The exercise: Find the lines in these entries that include the word "Nederbörd" and state how many there are, with no other words.

━━━━━ Records provided ━━━━━

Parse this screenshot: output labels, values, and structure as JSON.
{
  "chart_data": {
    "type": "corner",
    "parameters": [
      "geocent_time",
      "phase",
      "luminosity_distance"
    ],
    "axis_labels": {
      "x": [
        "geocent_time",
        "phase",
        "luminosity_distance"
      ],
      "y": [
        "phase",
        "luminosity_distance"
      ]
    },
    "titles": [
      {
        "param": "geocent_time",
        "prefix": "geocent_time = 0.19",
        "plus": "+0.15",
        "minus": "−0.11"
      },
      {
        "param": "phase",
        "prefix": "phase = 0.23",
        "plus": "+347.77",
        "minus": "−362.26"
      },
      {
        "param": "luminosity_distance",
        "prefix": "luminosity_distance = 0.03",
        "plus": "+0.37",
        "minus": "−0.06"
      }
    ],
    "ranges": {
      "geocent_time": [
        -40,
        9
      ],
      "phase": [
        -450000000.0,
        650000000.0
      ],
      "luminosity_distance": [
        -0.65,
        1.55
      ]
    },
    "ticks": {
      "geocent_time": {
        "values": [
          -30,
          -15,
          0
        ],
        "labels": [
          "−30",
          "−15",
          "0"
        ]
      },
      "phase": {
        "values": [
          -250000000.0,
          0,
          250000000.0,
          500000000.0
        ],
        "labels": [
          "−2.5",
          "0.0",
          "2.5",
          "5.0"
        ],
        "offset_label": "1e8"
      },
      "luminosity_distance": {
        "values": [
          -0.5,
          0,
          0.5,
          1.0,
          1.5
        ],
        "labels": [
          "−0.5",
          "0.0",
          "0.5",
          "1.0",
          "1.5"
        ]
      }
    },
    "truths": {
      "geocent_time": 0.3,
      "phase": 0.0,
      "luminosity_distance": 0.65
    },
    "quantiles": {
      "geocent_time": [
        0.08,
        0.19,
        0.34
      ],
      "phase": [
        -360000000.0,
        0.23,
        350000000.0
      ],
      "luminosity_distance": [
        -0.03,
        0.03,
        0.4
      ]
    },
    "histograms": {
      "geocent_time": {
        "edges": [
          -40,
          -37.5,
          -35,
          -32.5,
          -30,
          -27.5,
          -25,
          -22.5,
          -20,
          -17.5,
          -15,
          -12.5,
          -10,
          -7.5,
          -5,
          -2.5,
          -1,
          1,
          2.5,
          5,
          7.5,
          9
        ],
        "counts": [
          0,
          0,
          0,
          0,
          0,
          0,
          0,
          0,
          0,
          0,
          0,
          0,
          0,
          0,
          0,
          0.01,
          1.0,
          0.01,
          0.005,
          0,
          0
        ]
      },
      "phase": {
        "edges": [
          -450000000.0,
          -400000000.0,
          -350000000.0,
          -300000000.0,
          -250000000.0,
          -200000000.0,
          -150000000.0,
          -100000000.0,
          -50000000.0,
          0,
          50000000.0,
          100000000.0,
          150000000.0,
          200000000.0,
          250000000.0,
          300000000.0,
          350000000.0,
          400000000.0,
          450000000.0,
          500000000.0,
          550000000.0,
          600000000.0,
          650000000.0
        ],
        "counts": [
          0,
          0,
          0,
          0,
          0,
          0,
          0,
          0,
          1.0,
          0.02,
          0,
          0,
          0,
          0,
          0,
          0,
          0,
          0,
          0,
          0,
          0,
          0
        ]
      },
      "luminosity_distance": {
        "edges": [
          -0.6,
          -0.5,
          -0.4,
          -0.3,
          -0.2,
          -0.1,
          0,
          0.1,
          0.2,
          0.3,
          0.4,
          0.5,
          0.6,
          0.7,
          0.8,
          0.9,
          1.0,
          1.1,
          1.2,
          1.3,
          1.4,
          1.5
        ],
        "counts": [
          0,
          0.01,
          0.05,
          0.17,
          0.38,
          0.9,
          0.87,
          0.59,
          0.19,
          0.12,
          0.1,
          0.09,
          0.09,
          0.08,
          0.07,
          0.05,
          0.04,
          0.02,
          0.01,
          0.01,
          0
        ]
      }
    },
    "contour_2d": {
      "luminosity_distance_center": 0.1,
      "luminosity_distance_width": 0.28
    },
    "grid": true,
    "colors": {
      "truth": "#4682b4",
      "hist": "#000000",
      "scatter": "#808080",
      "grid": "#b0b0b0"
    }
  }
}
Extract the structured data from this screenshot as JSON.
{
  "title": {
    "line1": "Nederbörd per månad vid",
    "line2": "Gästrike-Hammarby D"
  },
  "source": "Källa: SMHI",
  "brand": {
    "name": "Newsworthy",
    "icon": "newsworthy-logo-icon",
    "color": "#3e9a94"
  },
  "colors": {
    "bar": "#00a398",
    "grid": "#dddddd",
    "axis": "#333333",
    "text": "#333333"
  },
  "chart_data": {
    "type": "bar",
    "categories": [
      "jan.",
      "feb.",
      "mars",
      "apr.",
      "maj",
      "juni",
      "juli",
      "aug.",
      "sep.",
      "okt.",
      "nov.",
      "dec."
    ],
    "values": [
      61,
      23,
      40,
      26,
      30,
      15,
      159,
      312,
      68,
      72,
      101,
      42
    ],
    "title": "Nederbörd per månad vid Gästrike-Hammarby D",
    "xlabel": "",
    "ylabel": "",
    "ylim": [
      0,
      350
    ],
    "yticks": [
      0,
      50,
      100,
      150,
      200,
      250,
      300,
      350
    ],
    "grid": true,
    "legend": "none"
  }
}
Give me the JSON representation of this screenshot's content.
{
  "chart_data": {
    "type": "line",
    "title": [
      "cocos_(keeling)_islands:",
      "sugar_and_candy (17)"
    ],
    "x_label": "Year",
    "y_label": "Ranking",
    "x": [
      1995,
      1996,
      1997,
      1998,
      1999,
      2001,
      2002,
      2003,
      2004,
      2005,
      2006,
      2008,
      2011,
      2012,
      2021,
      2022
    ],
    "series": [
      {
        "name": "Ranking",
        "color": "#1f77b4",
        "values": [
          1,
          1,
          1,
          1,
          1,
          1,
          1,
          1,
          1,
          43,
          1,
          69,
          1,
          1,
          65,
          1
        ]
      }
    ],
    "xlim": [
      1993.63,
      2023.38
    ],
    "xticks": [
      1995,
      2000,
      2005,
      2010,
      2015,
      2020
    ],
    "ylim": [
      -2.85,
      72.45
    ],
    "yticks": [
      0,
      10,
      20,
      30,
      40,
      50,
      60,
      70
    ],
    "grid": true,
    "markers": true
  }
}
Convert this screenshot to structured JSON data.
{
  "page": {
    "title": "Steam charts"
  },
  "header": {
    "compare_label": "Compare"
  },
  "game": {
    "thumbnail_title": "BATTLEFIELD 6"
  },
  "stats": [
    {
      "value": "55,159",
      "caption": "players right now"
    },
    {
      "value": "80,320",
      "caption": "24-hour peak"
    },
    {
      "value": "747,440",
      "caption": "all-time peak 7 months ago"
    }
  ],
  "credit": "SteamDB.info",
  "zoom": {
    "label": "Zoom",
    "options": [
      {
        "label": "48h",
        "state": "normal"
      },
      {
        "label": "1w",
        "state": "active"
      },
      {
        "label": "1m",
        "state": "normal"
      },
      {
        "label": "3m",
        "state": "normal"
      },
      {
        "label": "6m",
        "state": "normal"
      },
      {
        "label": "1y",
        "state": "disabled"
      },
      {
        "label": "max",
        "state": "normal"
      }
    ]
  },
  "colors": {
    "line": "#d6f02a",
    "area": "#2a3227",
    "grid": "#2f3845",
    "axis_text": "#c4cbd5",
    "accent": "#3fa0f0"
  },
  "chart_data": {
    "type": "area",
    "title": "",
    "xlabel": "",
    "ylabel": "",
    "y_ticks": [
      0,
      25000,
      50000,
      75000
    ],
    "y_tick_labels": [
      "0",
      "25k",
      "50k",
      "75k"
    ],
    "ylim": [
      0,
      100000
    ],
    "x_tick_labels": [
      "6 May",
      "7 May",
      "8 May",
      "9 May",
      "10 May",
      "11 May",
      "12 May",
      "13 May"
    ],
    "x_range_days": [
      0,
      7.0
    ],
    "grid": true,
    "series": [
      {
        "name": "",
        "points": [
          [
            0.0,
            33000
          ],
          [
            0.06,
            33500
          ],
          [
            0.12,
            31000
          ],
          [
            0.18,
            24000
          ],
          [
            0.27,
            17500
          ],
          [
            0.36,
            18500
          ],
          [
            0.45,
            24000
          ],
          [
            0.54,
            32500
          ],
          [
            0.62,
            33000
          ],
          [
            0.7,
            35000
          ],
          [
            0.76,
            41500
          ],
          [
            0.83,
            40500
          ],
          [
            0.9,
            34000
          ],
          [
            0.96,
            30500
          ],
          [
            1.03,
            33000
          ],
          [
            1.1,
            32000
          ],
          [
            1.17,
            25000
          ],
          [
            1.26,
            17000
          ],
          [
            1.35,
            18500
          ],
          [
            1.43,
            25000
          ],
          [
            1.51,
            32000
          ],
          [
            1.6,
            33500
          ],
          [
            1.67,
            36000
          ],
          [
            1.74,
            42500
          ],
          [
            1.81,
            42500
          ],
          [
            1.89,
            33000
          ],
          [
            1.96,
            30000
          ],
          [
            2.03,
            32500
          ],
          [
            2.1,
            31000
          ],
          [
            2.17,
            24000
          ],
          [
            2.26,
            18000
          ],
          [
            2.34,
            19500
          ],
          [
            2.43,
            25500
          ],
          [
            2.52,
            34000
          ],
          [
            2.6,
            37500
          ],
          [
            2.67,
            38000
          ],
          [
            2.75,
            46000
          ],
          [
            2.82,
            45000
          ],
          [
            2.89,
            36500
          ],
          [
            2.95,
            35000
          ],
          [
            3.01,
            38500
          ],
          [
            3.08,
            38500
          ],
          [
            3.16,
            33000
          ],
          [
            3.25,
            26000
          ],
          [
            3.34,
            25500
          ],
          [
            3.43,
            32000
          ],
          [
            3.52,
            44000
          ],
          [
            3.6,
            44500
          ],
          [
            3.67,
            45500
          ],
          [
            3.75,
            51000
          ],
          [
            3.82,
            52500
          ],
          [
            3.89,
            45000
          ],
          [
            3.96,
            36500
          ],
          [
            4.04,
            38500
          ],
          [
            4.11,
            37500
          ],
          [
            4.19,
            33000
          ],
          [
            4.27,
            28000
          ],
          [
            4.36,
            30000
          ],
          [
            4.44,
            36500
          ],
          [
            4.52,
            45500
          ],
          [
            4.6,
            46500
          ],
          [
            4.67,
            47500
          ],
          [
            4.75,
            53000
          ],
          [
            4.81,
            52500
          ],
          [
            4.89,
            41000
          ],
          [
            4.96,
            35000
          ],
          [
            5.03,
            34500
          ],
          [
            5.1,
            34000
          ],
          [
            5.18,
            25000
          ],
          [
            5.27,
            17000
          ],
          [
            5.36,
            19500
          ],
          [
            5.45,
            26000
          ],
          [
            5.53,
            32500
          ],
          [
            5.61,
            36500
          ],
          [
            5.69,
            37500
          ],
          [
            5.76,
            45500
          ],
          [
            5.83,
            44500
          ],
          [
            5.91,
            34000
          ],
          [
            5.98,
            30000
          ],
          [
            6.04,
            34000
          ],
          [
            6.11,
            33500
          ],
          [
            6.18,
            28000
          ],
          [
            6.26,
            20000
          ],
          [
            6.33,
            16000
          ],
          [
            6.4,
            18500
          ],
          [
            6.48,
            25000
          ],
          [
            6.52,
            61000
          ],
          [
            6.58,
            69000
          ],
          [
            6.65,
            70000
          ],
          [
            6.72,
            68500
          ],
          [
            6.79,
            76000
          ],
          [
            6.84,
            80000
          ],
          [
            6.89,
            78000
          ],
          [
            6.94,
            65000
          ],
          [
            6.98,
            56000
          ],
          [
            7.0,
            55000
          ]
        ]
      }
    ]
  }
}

━━━━━

In response: 2